Filter the lines below, copying only those with the string "ערשיינען".

Data records
** start **

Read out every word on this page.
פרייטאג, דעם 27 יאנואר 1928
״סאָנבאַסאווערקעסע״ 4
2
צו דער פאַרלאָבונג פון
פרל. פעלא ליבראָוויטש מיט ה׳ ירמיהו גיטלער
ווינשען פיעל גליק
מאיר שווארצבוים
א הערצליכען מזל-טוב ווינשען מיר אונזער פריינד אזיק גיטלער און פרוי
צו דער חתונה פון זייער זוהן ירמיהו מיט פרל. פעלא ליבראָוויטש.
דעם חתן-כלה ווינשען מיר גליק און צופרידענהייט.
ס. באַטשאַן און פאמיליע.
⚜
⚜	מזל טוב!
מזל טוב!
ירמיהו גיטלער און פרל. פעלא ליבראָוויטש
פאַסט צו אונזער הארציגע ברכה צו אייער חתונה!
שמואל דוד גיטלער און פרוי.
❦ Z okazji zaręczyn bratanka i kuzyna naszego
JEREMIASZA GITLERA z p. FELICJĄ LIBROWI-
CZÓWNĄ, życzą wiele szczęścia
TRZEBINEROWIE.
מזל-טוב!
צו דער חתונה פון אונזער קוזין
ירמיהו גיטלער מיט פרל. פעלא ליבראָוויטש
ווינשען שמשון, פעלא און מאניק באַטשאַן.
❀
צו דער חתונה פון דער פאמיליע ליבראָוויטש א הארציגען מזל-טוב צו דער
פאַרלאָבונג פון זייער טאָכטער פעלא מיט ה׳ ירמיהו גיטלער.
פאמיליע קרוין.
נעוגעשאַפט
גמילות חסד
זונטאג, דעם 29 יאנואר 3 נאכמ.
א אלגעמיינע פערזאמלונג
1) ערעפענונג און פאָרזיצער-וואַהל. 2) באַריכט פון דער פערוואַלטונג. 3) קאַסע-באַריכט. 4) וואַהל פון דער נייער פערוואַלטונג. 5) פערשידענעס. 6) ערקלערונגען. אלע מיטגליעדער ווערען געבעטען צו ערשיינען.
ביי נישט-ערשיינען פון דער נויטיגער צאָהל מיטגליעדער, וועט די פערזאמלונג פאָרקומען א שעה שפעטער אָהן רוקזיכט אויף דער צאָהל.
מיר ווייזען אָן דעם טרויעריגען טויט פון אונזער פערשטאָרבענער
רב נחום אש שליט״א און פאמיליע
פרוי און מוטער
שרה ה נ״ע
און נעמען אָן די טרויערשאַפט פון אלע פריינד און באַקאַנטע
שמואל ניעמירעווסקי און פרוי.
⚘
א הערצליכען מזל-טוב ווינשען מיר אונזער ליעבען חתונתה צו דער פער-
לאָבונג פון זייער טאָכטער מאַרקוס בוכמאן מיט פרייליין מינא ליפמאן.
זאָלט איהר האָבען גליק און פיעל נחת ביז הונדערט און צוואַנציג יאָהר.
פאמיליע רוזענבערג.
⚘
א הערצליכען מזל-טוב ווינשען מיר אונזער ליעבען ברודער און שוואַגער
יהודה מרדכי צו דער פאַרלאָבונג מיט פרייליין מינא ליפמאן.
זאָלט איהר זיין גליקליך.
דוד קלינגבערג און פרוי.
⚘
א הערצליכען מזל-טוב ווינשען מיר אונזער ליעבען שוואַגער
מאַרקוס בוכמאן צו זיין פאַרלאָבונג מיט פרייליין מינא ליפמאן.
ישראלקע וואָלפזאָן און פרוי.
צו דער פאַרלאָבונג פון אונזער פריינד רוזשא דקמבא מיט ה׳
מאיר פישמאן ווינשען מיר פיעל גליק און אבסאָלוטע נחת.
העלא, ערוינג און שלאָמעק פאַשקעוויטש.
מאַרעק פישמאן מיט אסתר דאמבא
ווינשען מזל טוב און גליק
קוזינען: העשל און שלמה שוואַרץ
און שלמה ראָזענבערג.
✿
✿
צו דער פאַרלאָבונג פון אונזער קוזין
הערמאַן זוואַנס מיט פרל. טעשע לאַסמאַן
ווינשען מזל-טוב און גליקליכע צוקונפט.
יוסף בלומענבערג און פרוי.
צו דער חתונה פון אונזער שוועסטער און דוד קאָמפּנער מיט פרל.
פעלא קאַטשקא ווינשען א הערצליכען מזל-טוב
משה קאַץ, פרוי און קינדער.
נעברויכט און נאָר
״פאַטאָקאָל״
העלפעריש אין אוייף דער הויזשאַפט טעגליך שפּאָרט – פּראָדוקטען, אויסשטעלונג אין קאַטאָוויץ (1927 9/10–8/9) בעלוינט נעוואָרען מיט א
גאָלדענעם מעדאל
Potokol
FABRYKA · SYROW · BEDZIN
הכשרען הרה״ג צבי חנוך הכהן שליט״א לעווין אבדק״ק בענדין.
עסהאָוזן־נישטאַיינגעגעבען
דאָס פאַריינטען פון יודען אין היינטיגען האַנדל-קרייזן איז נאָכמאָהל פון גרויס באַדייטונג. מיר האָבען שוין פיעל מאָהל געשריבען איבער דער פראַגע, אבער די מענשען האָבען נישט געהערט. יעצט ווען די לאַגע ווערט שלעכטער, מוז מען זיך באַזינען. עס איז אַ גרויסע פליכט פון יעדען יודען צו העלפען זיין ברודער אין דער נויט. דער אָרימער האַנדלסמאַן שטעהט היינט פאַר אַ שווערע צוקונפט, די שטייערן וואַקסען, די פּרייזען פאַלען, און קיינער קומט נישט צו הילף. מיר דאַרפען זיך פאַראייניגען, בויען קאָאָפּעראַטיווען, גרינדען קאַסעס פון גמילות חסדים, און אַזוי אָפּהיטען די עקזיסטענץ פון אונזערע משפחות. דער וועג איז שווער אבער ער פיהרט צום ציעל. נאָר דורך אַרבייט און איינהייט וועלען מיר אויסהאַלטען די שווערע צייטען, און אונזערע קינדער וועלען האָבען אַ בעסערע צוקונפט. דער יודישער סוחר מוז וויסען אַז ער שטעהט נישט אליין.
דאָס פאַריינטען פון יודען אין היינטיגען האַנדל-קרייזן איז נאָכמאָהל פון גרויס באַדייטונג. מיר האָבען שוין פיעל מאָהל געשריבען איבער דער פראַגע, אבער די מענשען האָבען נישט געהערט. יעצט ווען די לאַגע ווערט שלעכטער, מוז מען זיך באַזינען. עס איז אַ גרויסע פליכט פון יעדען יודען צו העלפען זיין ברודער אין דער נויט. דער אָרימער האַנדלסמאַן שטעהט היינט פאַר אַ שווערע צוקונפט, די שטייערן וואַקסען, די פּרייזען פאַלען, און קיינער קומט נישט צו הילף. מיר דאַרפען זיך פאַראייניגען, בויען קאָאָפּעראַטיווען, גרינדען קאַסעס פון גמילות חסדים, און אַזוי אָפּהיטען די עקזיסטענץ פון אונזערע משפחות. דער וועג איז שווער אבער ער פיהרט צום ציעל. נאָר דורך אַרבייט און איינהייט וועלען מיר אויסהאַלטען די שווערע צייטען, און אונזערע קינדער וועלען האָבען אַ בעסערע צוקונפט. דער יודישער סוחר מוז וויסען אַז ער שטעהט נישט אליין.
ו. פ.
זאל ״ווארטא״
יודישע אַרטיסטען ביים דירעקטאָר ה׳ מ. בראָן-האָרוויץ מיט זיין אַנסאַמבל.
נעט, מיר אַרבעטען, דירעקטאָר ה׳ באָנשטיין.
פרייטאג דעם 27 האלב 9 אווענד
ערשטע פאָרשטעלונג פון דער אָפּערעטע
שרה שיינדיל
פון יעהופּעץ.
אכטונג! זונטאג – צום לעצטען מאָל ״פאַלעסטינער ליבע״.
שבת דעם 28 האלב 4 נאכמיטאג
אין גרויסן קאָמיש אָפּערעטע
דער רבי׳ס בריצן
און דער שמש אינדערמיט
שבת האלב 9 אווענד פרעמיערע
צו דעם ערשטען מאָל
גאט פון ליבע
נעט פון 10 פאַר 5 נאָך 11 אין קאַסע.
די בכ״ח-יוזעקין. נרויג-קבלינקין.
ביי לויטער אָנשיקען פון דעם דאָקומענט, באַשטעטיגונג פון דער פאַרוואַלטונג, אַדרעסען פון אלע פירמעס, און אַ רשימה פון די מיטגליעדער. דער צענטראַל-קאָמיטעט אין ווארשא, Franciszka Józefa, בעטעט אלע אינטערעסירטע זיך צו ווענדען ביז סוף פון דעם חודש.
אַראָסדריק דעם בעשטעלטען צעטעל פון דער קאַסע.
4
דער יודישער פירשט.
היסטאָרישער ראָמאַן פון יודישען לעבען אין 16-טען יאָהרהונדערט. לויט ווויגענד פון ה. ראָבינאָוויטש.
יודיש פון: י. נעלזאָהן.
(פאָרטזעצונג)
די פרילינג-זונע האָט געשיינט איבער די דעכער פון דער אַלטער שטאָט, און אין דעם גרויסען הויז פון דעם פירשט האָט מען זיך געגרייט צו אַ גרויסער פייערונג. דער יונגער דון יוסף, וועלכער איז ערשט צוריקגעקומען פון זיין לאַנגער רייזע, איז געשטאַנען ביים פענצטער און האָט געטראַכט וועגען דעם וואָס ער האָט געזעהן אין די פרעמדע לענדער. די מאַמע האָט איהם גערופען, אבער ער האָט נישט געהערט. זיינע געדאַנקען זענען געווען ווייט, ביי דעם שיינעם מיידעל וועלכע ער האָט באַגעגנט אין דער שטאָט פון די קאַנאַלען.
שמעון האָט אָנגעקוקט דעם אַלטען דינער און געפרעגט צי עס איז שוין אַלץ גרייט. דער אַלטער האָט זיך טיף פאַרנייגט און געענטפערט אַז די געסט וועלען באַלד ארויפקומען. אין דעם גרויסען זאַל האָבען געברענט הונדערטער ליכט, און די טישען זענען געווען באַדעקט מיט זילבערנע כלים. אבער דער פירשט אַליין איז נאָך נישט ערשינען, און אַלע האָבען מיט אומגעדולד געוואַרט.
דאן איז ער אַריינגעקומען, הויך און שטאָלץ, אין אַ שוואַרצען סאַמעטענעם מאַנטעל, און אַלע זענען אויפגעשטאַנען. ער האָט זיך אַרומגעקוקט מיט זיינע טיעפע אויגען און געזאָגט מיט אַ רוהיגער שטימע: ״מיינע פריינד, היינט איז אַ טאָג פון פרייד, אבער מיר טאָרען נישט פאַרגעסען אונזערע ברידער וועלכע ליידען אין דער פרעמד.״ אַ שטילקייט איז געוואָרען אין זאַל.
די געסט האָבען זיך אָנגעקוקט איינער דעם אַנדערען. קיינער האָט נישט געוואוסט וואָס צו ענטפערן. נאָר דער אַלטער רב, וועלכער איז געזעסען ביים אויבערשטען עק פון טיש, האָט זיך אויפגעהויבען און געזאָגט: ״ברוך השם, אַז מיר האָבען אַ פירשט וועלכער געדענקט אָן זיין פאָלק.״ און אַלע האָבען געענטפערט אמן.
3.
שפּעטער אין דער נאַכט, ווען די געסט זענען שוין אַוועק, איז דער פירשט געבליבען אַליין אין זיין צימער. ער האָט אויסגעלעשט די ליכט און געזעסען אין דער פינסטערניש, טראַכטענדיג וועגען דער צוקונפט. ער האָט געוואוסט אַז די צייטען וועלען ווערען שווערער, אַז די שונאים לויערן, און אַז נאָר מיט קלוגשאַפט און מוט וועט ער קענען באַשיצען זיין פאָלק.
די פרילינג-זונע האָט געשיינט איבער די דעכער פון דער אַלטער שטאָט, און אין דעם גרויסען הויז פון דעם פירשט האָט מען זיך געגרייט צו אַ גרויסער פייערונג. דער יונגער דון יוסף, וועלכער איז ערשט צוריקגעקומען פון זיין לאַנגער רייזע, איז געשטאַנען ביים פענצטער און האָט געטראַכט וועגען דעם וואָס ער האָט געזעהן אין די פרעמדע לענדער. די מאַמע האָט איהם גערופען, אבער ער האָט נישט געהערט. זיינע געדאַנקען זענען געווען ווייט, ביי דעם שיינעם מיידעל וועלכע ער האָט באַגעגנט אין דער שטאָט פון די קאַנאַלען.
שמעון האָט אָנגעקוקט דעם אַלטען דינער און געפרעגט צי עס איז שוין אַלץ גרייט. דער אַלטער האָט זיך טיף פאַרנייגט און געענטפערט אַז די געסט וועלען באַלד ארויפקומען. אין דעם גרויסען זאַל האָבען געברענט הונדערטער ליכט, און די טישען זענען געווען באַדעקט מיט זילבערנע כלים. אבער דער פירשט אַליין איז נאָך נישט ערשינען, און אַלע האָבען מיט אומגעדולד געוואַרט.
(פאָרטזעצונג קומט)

** end **

▶ **SOLVED EXERCISE**
1) ערעפענונג און פאָרזיצער-וואַהל. 2) באַריכט פון דער פערוואַלטונג. 3) קאַסע-באַריכט. 4) וואַהל פון דער נייער פערוואַלטונג. 5) פערשידענעס. 6) ערקלערונגען. אלע מיטגליעדער ווערען געבעטען צו ערשיינען.
ביי נישט-ערשיינען פון דער נויטיגער צאָהל מיטגליעדער, וועט די פערזאמלונג פאָרקומען א שעה שפעטער אָהן רוקזיכט אויף דער צאָהל.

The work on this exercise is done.